Lines containing the word "title" are the ones to copy from the records below.

[Records about charts and figures]
»»

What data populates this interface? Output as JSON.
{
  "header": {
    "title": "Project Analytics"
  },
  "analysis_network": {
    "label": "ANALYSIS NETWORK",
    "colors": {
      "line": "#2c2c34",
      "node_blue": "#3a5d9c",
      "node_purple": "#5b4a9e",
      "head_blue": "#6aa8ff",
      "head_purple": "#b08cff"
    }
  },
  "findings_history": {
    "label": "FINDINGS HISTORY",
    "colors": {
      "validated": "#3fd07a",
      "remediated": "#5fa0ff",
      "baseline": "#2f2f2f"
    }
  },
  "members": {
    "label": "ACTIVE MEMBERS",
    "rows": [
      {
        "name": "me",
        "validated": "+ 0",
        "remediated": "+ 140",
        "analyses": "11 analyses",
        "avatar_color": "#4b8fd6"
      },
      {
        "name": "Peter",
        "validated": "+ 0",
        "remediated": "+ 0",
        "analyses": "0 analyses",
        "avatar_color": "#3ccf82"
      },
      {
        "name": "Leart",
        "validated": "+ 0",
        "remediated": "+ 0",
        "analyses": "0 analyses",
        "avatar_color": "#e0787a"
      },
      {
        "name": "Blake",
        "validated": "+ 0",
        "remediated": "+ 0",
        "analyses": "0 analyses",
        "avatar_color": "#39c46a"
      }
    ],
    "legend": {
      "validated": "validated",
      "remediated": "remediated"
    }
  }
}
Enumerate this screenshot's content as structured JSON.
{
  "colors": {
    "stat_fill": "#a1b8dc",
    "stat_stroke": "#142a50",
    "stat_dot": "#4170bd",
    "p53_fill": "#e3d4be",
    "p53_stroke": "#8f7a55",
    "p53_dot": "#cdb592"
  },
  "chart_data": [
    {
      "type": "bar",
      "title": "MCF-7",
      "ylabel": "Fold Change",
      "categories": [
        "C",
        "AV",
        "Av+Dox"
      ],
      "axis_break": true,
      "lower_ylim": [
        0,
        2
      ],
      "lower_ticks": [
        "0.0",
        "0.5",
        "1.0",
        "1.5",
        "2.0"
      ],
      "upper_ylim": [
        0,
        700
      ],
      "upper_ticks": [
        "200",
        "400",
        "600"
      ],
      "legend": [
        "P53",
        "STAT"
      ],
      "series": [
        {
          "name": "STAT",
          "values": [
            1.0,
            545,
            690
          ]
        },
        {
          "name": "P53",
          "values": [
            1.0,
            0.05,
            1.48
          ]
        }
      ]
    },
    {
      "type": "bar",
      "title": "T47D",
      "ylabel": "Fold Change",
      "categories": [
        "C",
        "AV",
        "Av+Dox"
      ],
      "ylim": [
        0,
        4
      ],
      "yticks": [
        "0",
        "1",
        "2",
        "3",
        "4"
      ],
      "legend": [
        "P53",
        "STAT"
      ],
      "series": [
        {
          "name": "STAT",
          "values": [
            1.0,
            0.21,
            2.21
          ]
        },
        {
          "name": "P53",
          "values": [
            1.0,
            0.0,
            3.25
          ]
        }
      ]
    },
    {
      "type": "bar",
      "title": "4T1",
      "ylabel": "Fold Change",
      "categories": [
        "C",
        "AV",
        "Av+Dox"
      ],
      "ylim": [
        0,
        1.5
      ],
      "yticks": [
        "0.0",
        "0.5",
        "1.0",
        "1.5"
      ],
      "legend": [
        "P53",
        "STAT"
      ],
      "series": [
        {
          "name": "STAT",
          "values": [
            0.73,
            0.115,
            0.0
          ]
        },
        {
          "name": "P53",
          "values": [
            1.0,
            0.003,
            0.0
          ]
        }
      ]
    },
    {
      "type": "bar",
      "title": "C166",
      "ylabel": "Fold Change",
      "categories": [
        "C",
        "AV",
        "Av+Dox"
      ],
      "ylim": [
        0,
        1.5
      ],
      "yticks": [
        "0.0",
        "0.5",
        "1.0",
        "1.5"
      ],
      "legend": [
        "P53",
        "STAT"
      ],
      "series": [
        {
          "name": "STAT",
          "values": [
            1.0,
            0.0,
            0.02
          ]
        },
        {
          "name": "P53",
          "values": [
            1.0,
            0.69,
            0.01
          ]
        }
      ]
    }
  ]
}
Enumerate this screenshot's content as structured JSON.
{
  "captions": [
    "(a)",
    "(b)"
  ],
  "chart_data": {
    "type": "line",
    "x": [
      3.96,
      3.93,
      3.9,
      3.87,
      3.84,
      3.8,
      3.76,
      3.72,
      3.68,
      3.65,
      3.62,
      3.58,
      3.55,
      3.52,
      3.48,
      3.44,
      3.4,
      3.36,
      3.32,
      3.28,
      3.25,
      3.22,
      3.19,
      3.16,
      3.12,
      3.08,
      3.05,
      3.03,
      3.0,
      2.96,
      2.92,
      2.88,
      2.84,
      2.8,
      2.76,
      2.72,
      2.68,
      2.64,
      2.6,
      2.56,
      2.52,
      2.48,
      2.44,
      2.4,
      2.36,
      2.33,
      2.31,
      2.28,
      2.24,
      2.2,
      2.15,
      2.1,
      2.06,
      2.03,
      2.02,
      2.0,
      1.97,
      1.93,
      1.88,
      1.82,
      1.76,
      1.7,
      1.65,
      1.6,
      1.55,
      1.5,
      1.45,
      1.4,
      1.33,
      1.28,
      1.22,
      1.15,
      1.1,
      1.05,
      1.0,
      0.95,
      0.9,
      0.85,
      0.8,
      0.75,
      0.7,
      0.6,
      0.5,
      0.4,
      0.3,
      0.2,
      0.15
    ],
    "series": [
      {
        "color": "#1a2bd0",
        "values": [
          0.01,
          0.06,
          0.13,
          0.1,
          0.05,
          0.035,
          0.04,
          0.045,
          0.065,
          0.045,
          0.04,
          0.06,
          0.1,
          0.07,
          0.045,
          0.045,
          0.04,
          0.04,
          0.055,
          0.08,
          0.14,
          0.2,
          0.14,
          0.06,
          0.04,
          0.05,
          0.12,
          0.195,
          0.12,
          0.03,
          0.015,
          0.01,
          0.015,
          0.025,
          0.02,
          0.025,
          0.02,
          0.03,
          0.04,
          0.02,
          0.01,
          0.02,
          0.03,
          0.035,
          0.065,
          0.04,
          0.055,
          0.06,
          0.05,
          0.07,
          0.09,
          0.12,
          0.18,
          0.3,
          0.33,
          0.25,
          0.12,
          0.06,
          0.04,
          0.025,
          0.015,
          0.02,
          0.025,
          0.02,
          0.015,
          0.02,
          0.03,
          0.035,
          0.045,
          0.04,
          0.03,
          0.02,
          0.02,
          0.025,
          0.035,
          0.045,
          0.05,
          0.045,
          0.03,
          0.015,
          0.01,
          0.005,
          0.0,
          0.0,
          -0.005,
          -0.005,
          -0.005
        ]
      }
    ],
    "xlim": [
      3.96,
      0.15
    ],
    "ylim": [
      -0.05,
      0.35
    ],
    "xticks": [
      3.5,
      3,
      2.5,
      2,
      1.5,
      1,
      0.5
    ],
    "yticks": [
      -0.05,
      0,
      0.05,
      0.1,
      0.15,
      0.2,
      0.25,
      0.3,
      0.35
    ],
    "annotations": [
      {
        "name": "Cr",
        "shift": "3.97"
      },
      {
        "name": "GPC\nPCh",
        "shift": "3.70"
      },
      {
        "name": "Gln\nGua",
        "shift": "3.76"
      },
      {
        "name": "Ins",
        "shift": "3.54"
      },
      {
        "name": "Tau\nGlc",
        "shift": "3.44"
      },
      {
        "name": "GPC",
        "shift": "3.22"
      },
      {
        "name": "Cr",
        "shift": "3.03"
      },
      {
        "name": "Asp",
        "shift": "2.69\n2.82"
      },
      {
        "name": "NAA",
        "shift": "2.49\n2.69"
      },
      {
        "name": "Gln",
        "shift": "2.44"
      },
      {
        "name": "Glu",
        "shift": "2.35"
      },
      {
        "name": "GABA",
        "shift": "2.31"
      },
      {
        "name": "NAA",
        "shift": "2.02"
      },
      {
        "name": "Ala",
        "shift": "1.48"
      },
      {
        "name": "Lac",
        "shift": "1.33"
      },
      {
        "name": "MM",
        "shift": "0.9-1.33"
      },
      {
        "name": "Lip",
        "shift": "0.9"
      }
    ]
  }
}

««

● PROBLEM SOLUTION:
    "title": "Project Analytics"
      "title": "MCF-7",
      "title": "T47D",
      "title": "4T1",
      "title": "C166",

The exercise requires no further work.